Exercise instructions:
Reproduce each line exactly. Skip none.

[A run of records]
============
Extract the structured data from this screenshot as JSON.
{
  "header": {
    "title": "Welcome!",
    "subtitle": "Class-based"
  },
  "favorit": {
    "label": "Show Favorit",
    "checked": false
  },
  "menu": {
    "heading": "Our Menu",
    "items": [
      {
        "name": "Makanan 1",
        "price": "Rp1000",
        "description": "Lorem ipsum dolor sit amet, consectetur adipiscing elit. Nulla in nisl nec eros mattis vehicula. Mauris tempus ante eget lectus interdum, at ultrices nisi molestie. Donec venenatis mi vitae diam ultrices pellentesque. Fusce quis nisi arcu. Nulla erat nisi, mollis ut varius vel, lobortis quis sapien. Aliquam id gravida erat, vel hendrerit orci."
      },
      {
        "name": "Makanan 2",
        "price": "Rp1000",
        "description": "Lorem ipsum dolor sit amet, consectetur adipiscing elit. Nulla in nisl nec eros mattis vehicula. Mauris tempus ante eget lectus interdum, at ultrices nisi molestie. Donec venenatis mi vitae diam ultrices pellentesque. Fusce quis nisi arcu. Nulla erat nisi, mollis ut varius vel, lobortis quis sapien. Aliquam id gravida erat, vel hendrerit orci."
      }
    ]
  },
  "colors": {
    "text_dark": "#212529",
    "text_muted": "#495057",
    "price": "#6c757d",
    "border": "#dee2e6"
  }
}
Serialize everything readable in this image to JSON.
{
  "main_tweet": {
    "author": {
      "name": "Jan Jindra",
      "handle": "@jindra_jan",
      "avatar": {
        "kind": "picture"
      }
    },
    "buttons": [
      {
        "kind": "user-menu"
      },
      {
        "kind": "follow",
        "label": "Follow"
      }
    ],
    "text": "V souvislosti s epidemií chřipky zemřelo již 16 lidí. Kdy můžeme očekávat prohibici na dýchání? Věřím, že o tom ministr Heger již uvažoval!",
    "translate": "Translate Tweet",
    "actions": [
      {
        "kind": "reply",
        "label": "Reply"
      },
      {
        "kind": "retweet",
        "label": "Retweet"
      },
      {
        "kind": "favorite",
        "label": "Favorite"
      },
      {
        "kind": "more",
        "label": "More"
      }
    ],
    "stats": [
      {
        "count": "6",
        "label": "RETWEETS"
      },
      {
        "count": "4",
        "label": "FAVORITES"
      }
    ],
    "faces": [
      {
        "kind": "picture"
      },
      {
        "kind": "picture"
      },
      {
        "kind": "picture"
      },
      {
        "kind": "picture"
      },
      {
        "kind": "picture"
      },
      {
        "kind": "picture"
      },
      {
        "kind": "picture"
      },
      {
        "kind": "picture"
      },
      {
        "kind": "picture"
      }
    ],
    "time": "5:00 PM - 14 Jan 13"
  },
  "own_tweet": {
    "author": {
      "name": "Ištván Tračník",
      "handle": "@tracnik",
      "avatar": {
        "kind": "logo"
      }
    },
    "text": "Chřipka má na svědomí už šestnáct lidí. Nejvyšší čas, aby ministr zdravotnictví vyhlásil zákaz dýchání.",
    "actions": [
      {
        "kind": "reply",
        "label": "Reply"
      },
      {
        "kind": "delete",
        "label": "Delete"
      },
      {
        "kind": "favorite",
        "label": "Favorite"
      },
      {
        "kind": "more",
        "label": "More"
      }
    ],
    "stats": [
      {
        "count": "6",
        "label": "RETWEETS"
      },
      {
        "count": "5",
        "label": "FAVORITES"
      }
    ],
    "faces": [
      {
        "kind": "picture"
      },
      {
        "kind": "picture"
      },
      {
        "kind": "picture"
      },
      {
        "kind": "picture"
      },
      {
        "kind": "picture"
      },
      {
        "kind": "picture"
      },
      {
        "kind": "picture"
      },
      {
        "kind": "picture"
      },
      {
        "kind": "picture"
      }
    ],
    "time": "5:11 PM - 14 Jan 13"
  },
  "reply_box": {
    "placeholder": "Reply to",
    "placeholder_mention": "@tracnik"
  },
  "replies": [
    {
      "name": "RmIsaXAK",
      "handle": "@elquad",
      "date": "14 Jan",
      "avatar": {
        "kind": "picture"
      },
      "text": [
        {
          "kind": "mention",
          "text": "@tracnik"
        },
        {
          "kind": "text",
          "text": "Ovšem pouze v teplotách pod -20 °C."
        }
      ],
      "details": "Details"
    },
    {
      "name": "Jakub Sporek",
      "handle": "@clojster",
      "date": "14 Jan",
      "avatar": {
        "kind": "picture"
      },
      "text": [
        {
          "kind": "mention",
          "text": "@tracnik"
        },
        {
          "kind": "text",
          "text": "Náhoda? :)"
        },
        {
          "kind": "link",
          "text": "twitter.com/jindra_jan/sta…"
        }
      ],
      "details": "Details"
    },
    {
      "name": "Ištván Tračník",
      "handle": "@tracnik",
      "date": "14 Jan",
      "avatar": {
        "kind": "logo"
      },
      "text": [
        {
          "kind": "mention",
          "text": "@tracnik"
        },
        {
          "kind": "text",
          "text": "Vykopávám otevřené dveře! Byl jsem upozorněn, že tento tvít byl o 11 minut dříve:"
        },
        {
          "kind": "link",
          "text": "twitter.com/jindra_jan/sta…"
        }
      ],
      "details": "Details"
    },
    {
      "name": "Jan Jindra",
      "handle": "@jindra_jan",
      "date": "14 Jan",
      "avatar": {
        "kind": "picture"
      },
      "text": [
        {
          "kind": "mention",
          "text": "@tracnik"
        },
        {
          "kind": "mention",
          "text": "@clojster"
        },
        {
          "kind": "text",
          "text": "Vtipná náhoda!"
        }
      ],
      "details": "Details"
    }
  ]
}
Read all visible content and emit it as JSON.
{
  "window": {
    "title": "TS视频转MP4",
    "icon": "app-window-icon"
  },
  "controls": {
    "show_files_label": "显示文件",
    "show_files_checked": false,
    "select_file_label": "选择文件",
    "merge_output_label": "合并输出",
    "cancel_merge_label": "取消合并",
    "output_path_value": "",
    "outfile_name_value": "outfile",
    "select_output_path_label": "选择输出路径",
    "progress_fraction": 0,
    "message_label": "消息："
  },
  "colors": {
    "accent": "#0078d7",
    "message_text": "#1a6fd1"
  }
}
============
Reply to the task:
Extract the structured data from this screenshot as JSON.
{
  "header": {
    "title": "Welcome!",
    "subtitle": "Class-based"
  },
  "favorit": {
    "label": "Show Favorit",
    "checked": false
  },
  "menu": {
    "heading": "Our Menu",
    "items": [
      {
        "name": "Makanan 1",
        "price": "Rp1000",
        "description": "Lorem ipsum dolor sit amet, consectetur adipiscing elit. Nulla in nisl nec eros mattis vehicula. Mauris tempus ante eget lectus interdum, at ultrices nisi molestie. Donec venenatis mi vitae diam ultrices pellentesque. Fusce quis nisi arcu. Nulla erat nisi, mollis ut varius vel, lobortis quis sapien. Aliquam id gravida erat, vel hendrerit orci."
      },
      {
        "name": "Makanan 2",
        "price": "Rp1000",
        "description": "Lorem ipsum dolor sit amet, consectetur adipiscing elit. Nulla in nisl nec eros mattis vehicula. Mauris tempus ante eget lectus interdum, at ultrices nisi molestie. Donec venenatis mi vitae diam ultrices pellentesque. Fusce quis nisi arcu. Nulla erat nisi, mollis ut varius vel, lobortis quis sapien. Aliquam id gravida erat, vel hendrerit orci."
      }
    ]
  },
  "colors": {
    "text_dark": "#212529",
    "text_muted": "#495057",
    "price": "#6c757d",
    "border": "#dee2e6"
  }
}
Serialize everything readable in this image to JSON.
{
  "main_tweet": {
    "author": {
      "name": "Jan Jindra",
      "handle": "@jindra_jan",
      "avatar": {
        "kind": "picture"
      }
    },
    "buttons": [
      {
        "kind": "user-menu"
      },
      {
        "kind": "follow",
        "label": "Follow"
      }
    ],
    "text": "V souvislosti s epidemií chřipky zemřelo již 16 lidí. Kdy můžeme očekávat prohibici na dýchání? Věřím, že o tom ministr Heger již uvažoval!",
    "translate": "Translate Tweet",
    "actions": [
      {
        "kind": "reply",
        "label": "Reply"
      },
      {
        "kind": "retweet",
        "label": "Retweet"
      },
      {
        "kind": "favorite",
        "label": "Favorite"
      },
      {
        "kind": "more",
        "label": "More"
      }
    ],
    "stats": [
      {
        "count": "6",
        "label": "RETWEETS"
      },
      {
        "count": "4",
        "label": "FAVORITES"
      }
    ],
    "faces": [
      {
        "kind": "picture"
      },
      {
        "kind": "picture"
      },
      {
        "kind": "picture"
      },
      {
        "kind": "picture"
      },
      {
        "kind": "picture"
      },
      {
        "kind": "picture"
      },
      {
        "kind": "picture"
      },
      {
        "kind": "picture"
      },
      {
        "kind": "picture"
      }
    ],
    "time": "5:00 PM - 14 Jan 13"
  },
  "own_tweet": {
    "author": {
      "name": "Ištván Tračník",
      "handle": "@tracnik",
      "avatar": {
        "kind": "logo"
      }
    },
    "text": "Chřipka má na svědomí už šestnáct lidí. Nejvyšší čas, aby ministr zdravotnictví vyhlásil zákaz dýchání.",
    "actions": [
      {
        "kind": "reply",
        "label": "Reply"
      },
      {
        "kind": "delete",
        "label": "Delete"
      },
      {
        "kind": "favorite",
        "label": "Favorite"
      },
      {
        "kind": "more",
        "label": "More"
      }
    ],
    "stats": [
      {
        "count": "6",
        "label": "RETWEETS"
      },
      {
        "count": "5",
        "label": "FAVORITES"
      }
    ],
    "faces": [
      {
        "kind": "picture"
      },
      {
        "kind": "picture"
      },
      {
        "kind": "picture"
      },
      {
        "kind": "picture"
      },
      {
        "kind": "picture"
      },
      {
        "kind": "picture"
      },
      {
        "kind": "picture"
      },
      {
        "kind": "picture"
      },
      {
        "kind": "picture"
      }
    ],
    "time": "5:11 PM - 14 Jan 13"
  },
  "reply_box": {
    "placeholder": "Reply to",
    "placeholder_mention": "@tracnik"
  },
  "replies": [
    {
      "name": "RmIsaXAK",
      "handle": "@elquad",
      "date": "14 Jan",
      "avatar": {
        "kind": "picture"
      },
      "text": [
        {
          "kind": "mention",
          "text": "@tracnik"
        },
        {
          "kind": "text",
          "text": "Ovšem pouze v teplotách pod -20 °C."
        }
      ],
      "details": "Details"
    },
    {
      "name": "Jakub Sporek",
      "handle": "@clojster",
      "date": "14 Jan",
      "avatar": {
        "kind": "picture"
      },
      "text": [
        {
          "kind": "mention",
          "text": "@tracnik"
        },
        {
          "kind": "text",
          "text": "Náhoda? :)"
        },
        {
          "kind": "link",
          "text": "twitter.com/jindra_jan/sta…"
        }
      ],
      "details": "Details"
    },
    {
      "name": "Ištván Tračník",
      "handle": "@tracnik",
      "date": "14 Jan",
      "avatar": {
        "kind": "logo"
      },
      "text": [
        {
          "kind": "mention",
          "text": "@tracnik"
        },
        {
          "kind": "text",
          "text": "Vykopávám otevřené dveře! Byl jsem upozorněn, že tento tvít byl o 11 minut dříve:"
        },
        {
          "kind": "link",
          "text": "twitter.com/jindra_jan/sta…"
        }
      ],
      "details": "Details"
    },
    {
      "name": "Jan Jindra",
      "handle": "@jindra_jan",
      "date": "14 Jan",
      "avatar": {
        "kind": "picture"
      },
      "text": [
        {
          "kind": "mention",
          "text": "@tracnik"
        },
        {
          "kind": "mention",
          "text": "@clojster"
        },
        {
          "kind": "text",
          "text": "Vtipná náhoda!"
        }
      ],
      "details": "Details"
    }
  ]
}
Read all visible content and emit it as JSON.
{
  "window": {
    "title": "TS视频转MP4",
    "icon": "app-window-icon"
  },
  "controls": {
    "show_files_label": "显示文件",
    "show_files_checked": false,
    "select_file_label": "选择文件",
    "merge_output_label": "合并输出",
    "cancel_merge_label": "取消合并",
    "output_path_value": "",
    "outfile_name_value": "outfile",
    "select_output_path_label": "选择输出路径",
    "progress_fraction": 0,
    "message_label": "消息："
  },
  "colors": {
    "accent": "#0078d7",
    "message_text": "#1a6fd1"
  }
}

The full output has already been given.